About this exercise – All records given below must be printed word for word.

Excerpted records –
::::::::::

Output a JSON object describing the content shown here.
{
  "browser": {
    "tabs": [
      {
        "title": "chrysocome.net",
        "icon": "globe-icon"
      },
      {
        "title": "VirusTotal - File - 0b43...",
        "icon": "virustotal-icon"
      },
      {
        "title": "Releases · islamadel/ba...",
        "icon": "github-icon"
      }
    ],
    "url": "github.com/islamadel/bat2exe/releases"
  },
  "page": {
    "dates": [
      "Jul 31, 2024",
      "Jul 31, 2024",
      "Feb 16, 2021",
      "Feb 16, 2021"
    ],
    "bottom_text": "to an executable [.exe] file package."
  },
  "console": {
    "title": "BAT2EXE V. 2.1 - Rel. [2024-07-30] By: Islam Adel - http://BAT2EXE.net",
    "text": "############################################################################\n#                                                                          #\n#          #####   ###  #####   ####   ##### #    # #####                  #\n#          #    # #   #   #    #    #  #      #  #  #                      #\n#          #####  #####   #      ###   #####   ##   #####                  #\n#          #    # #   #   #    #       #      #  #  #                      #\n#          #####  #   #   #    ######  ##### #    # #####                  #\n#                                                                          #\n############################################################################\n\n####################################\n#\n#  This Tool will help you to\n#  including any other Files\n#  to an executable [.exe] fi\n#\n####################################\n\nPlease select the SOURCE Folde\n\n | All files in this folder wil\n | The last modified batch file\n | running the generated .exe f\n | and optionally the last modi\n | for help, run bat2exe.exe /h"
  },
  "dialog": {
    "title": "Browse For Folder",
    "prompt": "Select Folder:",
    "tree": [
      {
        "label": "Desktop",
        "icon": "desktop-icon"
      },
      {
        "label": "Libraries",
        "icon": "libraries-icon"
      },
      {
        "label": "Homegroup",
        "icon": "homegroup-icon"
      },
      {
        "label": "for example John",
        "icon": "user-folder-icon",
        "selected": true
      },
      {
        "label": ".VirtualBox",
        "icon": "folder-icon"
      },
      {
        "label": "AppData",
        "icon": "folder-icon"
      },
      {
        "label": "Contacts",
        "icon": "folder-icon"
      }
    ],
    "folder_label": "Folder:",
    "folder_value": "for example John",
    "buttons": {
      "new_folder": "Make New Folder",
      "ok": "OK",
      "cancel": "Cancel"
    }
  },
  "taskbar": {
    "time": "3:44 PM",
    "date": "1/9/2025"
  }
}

::::::::::

Problem solution –
Output a JSON object describing the content shown here.
{
  "browser": {
    "tabs": [
      {
        "title": "chrysocome.net",
        "icon": "globe-icon"
      },
      {
        "title": "VirusTotal - File - 0b43...",
        "icon": "virustotal-icon"
      },
      {
        "title": "Releases · islamadel/ba...",
        "icon": "github-icon"
      }
    ],
    "url": "github.com/islamadel/bat2exe/releases"
  },
  "page": {
    "dates": [
      "Jul 31, 2024",
      "Jul 31, 2024",
      "Feb 16, 2021",
      "Feb 16, 2021"
    ],
    "bottom_text": "to an executable [.exe] file package."
  },
  "console": {
    "title": "BAT2EXE V. 2.1 - Rel. [2024-07-30] By: Islam Adel - http://BAT2EXE.net",
    "text": "############################################################################\n#                                                                          #\n#          #####   ###  #####   ####   ##### #    # #####                  #\n#          #    # #   #   #    #    #  #      #  #  #                      #\n#          #####  #####   #      ###   #####   ##   #####                  #\n#          #    # #   #   #    #       #      #  #  #                      #\n#          #####  #   #   #    ######  ##### #    # #####                  #\n#                                                                          #\n############################################################################\n\n####################################\n#\n#  This Tool will help you to\n#  including any other Files\n#  to an executable [.exe] fi\n#\n####################################\n\nPlease select the SOURCE Folde\n\n | All files in this folder wil\n | The last modified batch file\n | running the generated .exe f\n | and optionally the last modi\n | for help, run bat2exe.exe /h"
  },
  "dialog": {
    "title": "Browse For Folder",
    "prompt": "Select Folder:",
    "tree": [
      {
        "label": "Desktop",
        "icon": "desktop-icon"
      },
      {
        "label": "Libraries",
        "icon": "libraries-icon"
      },
      {
        "label": "Homegroup",
        "icon": "homegroup-icon"
      },
      {
        "label": "for example John",
        "icon": "user-folder-icon",
        "selected": true
      },
      {
        "label": ".VirtualBox",
        "icon": "folder-icon"
      },
      {
        "label": "AppData",
        "icon": "folder-icon"
      },
      {
        "label": "Contacts",
        "icon": "folder-icon"
      }
    ],
    "folder_label": "Folder:",
    "folder_value": "for example John",
    "buttons": {
      "new_folder": "Make New Folder",
      "ok": "OK",
      "cancel": "Cancel"
    }
  },
  "taskbar": {
    "time": "3:44 PM",
    "date": "1/9/2025"
  }
}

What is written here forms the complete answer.